Selected extract.
_ _ _ _

Welcome to ModelGuard! This notebook demonstrates how to protect your ML applications from malicious model files.

**What you'll learn:**
- How malicious ML models can execute arbitrary code
- How to detect and block dangerous models
- Safe loading techniques for PyTorch, TensorFlow, and scikit-learn
- Real-world security best practices

**No setup required** - this runs entirely in Google Colab!

## 📦 Installation

First, let's install ModelGuard and the ML frameworks we'll use for demonstration:

In [None]:
# Install ModelGuard and dependencies
!pip install ml-modelguard torch scikit-learn --quiet

print("✅ Installation complete!")

_ _ _ _

Source data.
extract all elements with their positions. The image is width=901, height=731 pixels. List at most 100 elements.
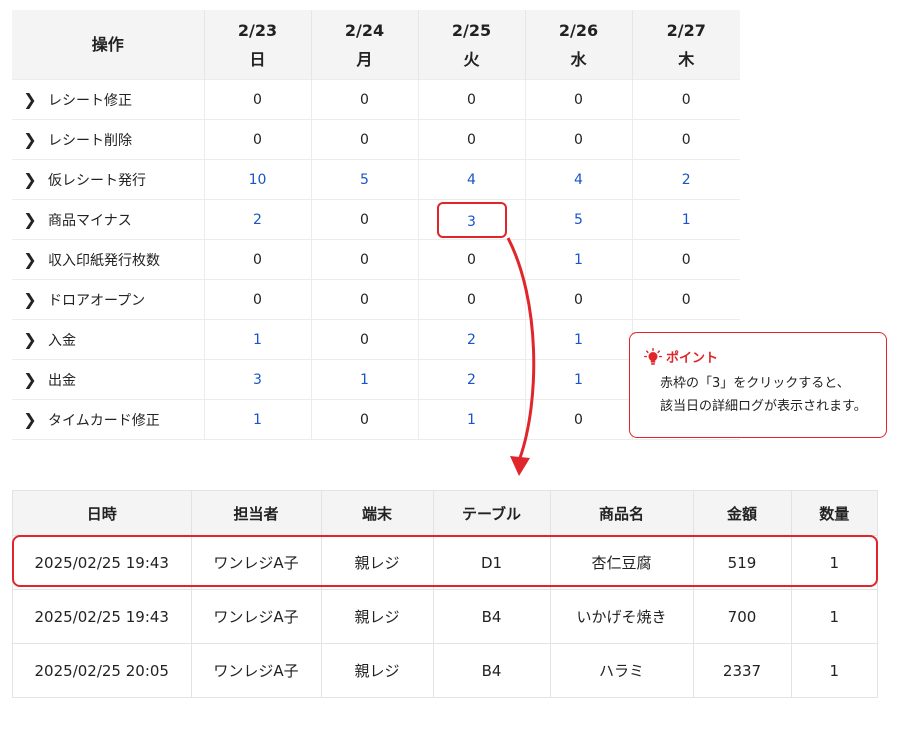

_ _ _ _

What you need to do. According to the ModelGuard notebook excerpt, which three frameworks does it teach safe loading techniques for? Rely on the ModelGuard notebook excerpt alone, not on the material.

Task response. PyTorch, TensorFlow, and scikit-learn.